[What is expected] Find the string "Request" in the entries and copy each line that has it.

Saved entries
# # # # # # #

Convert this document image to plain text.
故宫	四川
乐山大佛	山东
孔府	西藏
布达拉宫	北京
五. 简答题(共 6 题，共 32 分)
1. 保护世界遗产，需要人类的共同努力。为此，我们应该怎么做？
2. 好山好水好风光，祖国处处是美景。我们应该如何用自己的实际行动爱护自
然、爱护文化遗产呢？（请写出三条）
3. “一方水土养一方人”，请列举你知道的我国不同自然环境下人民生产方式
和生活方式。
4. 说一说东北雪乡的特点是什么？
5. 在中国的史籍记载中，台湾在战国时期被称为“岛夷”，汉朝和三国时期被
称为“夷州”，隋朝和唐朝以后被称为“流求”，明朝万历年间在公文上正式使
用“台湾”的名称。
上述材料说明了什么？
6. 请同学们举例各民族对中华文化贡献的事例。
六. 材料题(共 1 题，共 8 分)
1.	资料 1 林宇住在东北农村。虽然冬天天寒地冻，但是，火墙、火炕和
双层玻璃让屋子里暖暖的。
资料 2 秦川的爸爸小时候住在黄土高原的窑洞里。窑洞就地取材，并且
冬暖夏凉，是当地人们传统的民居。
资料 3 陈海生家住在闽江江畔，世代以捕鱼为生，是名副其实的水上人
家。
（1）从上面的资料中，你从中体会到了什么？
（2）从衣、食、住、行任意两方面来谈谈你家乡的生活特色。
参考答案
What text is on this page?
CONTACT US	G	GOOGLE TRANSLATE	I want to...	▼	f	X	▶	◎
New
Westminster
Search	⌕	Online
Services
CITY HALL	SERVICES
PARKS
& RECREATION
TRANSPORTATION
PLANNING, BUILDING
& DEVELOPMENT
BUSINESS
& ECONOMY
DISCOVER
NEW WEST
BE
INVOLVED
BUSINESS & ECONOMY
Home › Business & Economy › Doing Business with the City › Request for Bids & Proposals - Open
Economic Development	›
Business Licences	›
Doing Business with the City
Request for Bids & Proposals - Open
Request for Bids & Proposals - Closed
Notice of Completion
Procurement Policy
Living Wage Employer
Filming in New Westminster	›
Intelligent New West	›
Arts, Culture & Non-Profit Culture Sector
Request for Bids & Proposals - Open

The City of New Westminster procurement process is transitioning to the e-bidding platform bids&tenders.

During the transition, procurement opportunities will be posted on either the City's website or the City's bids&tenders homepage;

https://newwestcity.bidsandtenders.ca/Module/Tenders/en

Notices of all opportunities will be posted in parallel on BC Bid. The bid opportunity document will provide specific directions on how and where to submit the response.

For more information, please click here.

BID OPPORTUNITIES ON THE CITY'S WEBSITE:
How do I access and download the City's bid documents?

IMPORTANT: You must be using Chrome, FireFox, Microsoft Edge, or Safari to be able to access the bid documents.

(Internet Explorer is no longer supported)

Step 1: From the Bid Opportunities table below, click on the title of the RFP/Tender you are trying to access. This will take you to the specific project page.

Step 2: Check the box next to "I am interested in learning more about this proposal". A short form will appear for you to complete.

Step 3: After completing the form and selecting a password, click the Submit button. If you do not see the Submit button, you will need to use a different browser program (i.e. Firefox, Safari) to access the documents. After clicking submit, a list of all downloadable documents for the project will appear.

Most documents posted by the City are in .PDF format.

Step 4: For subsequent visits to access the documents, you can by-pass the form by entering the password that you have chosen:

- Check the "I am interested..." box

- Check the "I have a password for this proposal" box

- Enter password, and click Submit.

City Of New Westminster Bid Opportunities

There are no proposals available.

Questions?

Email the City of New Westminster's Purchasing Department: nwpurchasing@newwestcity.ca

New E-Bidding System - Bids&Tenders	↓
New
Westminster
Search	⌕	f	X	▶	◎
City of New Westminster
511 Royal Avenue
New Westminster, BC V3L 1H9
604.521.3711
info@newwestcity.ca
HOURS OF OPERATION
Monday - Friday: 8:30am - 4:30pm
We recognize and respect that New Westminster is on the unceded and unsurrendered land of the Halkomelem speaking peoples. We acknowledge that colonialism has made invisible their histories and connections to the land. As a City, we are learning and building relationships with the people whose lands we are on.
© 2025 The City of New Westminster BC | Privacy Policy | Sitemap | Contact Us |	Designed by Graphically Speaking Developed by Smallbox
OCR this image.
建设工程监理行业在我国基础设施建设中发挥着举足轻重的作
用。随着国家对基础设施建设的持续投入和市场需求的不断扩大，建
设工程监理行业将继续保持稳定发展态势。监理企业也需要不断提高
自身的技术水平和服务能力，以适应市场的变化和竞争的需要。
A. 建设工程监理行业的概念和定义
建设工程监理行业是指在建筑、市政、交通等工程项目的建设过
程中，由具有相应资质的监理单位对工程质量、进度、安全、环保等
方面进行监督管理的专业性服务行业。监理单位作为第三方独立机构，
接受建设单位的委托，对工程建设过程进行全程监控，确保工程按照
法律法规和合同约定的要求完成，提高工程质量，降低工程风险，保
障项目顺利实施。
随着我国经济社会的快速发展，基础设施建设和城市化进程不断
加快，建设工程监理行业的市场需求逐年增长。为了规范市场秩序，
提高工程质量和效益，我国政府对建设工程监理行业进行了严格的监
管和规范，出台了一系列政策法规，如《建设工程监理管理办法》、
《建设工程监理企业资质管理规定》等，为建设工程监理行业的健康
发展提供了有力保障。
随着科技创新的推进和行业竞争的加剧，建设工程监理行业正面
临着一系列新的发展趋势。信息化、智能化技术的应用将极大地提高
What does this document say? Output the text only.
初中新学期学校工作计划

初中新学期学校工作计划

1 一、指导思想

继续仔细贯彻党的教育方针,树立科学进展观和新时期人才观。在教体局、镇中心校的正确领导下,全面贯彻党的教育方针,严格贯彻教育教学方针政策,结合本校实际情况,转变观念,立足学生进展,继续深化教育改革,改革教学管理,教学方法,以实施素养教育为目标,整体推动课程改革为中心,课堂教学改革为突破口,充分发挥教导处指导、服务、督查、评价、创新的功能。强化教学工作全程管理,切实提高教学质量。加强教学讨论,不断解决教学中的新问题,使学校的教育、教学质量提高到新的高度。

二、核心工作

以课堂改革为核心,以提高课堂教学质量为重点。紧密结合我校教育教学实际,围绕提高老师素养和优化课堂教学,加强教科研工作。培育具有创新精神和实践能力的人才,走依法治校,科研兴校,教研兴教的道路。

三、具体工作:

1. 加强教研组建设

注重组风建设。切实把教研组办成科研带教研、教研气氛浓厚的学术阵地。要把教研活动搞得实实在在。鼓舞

# # # # # # #

[Answer to the task]
Home › Business & Economy › Doing Business with the City › Request for Bids & Proposals - Open
Request for Bids & Proposals - Open
Request for Bids & Proposals - Closed
Request for Bids & Proposals - Open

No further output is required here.